:: Texte à lire ::

L’Europe est aussi la région du monde où les différences de revenus sont les plus faibles. Elle bat la Chine communiste et ratatine les USA. Et bien que leurs revenus soient inférieurs à ceux des Américains, les citoyens de plusieurs pays de l’UE ont un patrimoine médian plus élevé qu’eux : Luxembourg, Belgique, Danemark, France, Pays-Bas et Italie.

 

L’Union européenne est une superpuissance économique

Avec 15,2 % du PIB mondial, l’Union européenne est d’ailleurs la troisième économie mondiale en 2021 (en SPA — Standard de Pouvoir d’Achat), derrière la Chine (18 %) et juste derrière les USA (15,5 %). C’est aussi la deuxième puissance mondiale en PIB par habitant ($ SPA), derrière les États-Unis.

Elle est toujours le premier exportateur mondial de biens manufacturés et de services selon la Commission européenne. Et elle compte pour 13,7 % du commerce mondial, derrière la Chine (18,2 %), mais devant les États-Unis (10,4 %).

L’Europe ne s’est pas contentée de survivre économiquement aux deux guerres mondiales qui l’ont ravagée et à la décolonisation qui a fort heureusement démembré plusieurs de ses empires. Son taux de productivité a même progressé depuis, tout en offrant des avantages sociaux toujours plus pointus, inimaginables aux États-Unis.

 

L’Union européenne est un vecteur de progrès

La décolonisation à peine amortie, l’Union européenne a aussi intégré et soutenu des économies ratiboisées par le communisme : RDA, Tchéquie et Slovaquie, Hongrie, Pologne, les pays baltes, ainsi que d’autres États très en retard économiquement (Roumanie, Bulgarie, Slovénie, Croatie), dont certains performent étonnamment. La Slovaquie a multiplié son PIB par 10 en 35 ans. Elle est désormais le premier producteur automobile mondial par habitant. La Croatie et la Slovénie ont dépassé la triplette. Lors de son entrée dans l’UE, en 2004, la Pologne enregistrait un PIB de 6 181 $ par habitant (PPA en $ internationaux courants). Il avait triplé neuf ans plus tard, malgré la crise de 2008. Ce PIB dépasse aujourd’hui les 46 500 $. Dans le même temps, le taux de chômage polonais est passé de 18,6 % à 3 %.

Enfin, à côté de l’Union européenne, rappelons que la Russie est un nabot économique. Avec 2 000 milliards de dollars courants, son PIB n’atteint pas la moitié de celui de l’Allemagne (40 % moins peuplée), et plafonne aux deux tiers de celui de la France (plus de deux fois moins peuplée). Quatre pays européens, dont trois sont membres de l’UE, ont un PIB plus important qu’elle. L’Union européenne elle-même est plus de neuf fois plus performante (18,590 milliards). Et la zone euro seule, près de huit fois.

Bien sûr, les États-Unis dominent toujours de loin, selon la Banque mondiale, avec un PIB de 27,720 milliards de dollars en 2023. Mais l’Union européenne est toujours bonne deuxième, devant la Chine. Si un Suisse est déjà fier de son 39e PIB mondial (nominal), si un Canadien pense son 17e PIB remarquable, pourquoi diable les Européens restent-ils si peu fiers, que dis-je, si peu esbaudis, enchantés, ébouriffés, de leur deuxième place ?

:::

__Consignes__:
A) Dans le texte sur l'économie européenne, comment le taux de chômage polonais a-t-il évolué ?
B) Traduisez en anglais la phrase suivante du texte sur l'économie européenne : « La Slovaquie a multiplié son PIB par 10 en 35 ans. »

:: Matériel fourni ::

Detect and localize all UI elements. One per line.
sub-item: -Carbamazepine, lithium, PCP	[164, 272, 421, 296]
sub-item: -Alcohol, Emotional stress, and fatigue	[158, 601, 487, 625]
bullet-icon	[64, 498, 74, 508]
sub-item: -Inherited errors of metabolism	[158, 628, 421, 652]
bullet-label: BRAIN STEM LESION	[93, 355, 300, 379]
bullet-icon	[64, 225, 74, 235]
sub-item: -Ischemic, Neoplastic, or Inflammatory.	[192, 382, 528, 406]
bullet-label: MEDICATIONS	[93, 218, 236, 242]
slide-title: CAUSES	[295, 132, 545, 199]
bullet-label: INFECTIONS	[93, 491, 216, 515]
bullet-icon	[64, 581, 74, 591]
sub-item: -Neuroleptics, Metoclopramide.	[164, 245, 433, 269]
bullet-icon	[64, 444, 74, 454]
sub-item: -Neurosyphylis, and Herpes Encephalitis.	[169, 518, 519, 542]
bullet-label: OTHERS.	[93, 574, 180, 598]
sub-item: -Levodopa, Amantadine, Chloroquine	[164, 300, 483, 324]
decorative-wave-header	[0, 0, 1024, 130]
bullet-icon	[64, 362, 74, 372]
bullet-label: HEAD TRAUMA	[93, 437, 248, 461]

:::

__Réponses__:
A) Il est passé de 18,6 % à 3 %.

B) Slovakia multiplied its GDP tenfold in 35 years.